To do:
Exclude images, then output the remaining data verbatim.
◇ ◇ ◇ ◇ ◇
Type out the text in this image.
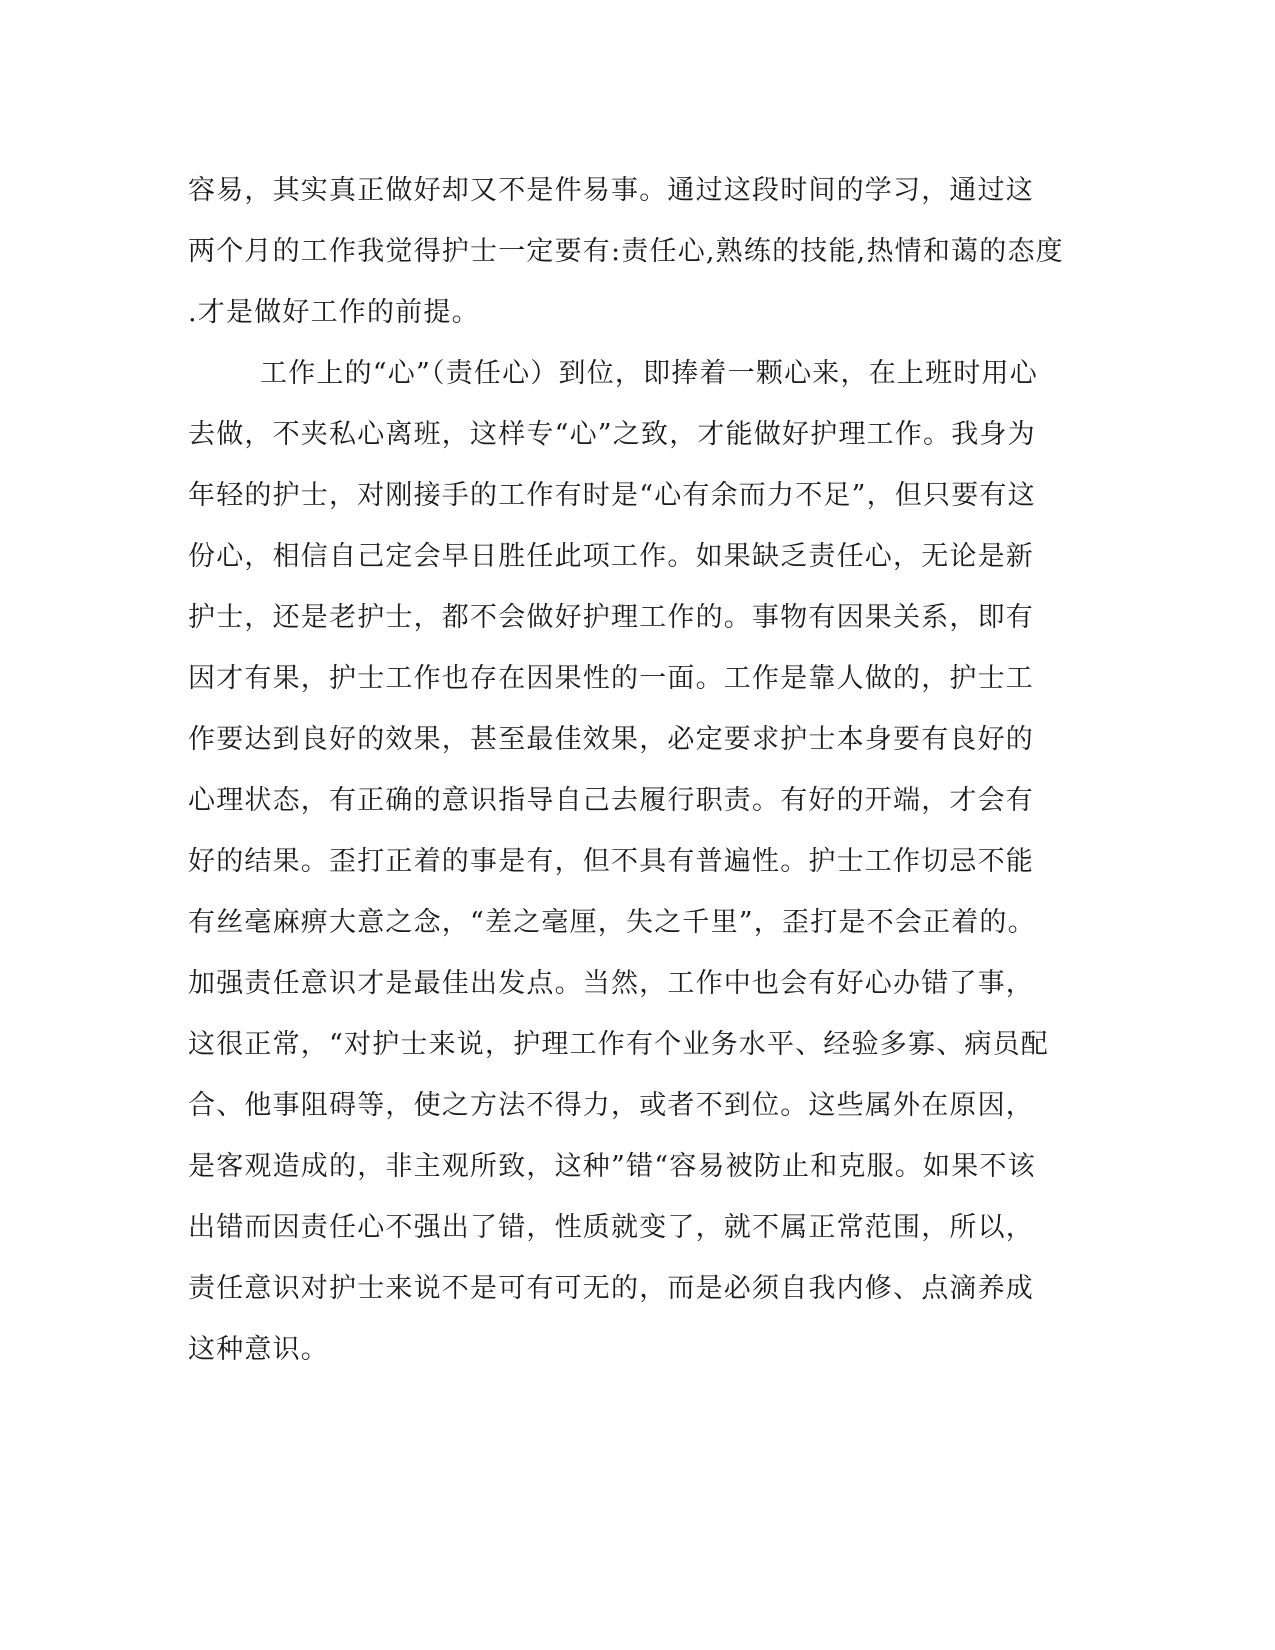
容易，其实真正做好却又不是件易事。通过这段时间的学习，通过这
两个月的工作我觉得护士一定要有:责任心,熟练的技能,热情和蔼的态度
.才是做好工作的前提。
工作上的“心”（责任心）到位，即捧着一颗心来，在上班时用心
去做，不夹私心离班，这样专“心”之致，才能做好护理工作。我身为
年轻的护士，对刚接手的工作有时是“心有余而力不足”，但只要有这
份心，相信自己定会早日胜任此项工作。如果缺乏责任心，无论是新
护士，还是老护士，都不会做好护理工作的。事物有因果关系，即有
因才有果，护士工作也存在因果性的一面。工作是靠人做的，护士工
作要达到良好的效果，甚至最佳效果，必定要求护士本身要有良好的
心理状态，有正确的意识指导自己去履行职责。有好的开端，才会有
好的结果。歪打正着的事是有，但不具有普遍性。护士工作切忌不能
有丝毫麻痹大意之念，“差之毫厘，失之千里”，歪打是不会正着的。
加强责任意识才是最佳出发点。当然，工作中也会有好心办错了事，
这很正常，“对护士来说，护理工作有个业务水平、经验多寡、病员配
合、他事阻碍等，使之方法不得力，或者不到位。这些属外在原因，
是客观造成的，非主观所致，这种”错“容易被防止和克服。如果不该
出错而因责任心不强出了错，性质就变了，就不属正常范围，所以，
责任意识对护士来说不是可有可无的，而是必须自我内修、点滴养成
这种意识。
◇ ◇ ◇ ◇ ◇
Reply to the exercise:
Type out the text in this image.
容易，其实真正做好却又不是件易事。通过这段时间的学习，通过这
两个月的工作我觉得护士一定要有:责任心,熟练的技能,热情和蔼的态度
.才是做好工作的前提。
工作上的“心”（责任心）到位，即捧着一颗心来，在上班时用心
去做，不夹私心离班，这样专“心”之致，才能做好护理工作。我身为
年轻的护士，对刚接手的工作有时是“心有余而力不足”，但只要有这
份心，相信自己定会早日胜任此项工作。如果缺乏责任心，无论是新
护士，还是老护士，都不会做好护理工作的。事物有因果关系，即有
因才有果，护士工作也存在因果性的一面。工作是靠人做的，护士工
作要达到良好的效果，甚至最佳效果，必定要求护士本身要有良好的
心理状态，有正确的意识指导自己去履行职责。有好的开端，才会有
好的结果。歪打正着的事是有，但不具有普遍性。护士工作切忌不能
有丝毫麻痹大意之念，“差之毫厘，失之千里”，歪打是不会正着的。
加强责任意识才是最佳出发点。当然，工作中也会有好心办错了事，
这很正常，“对护士来说，护理工作有个业务水平、经验多寡、病员配
合、他事阻碍等，使之方法不得力，或者不到位。这些属外在原因，
是客观造成的，非主观所致，这种”错“容易被防止和克服。如果不该
出错而因责任心不强出了错，性质就变了，就不属正常范围，所以，
责任意识对护士来说不是可有可无的，而是必须自我内修、点滴养成
这种意识。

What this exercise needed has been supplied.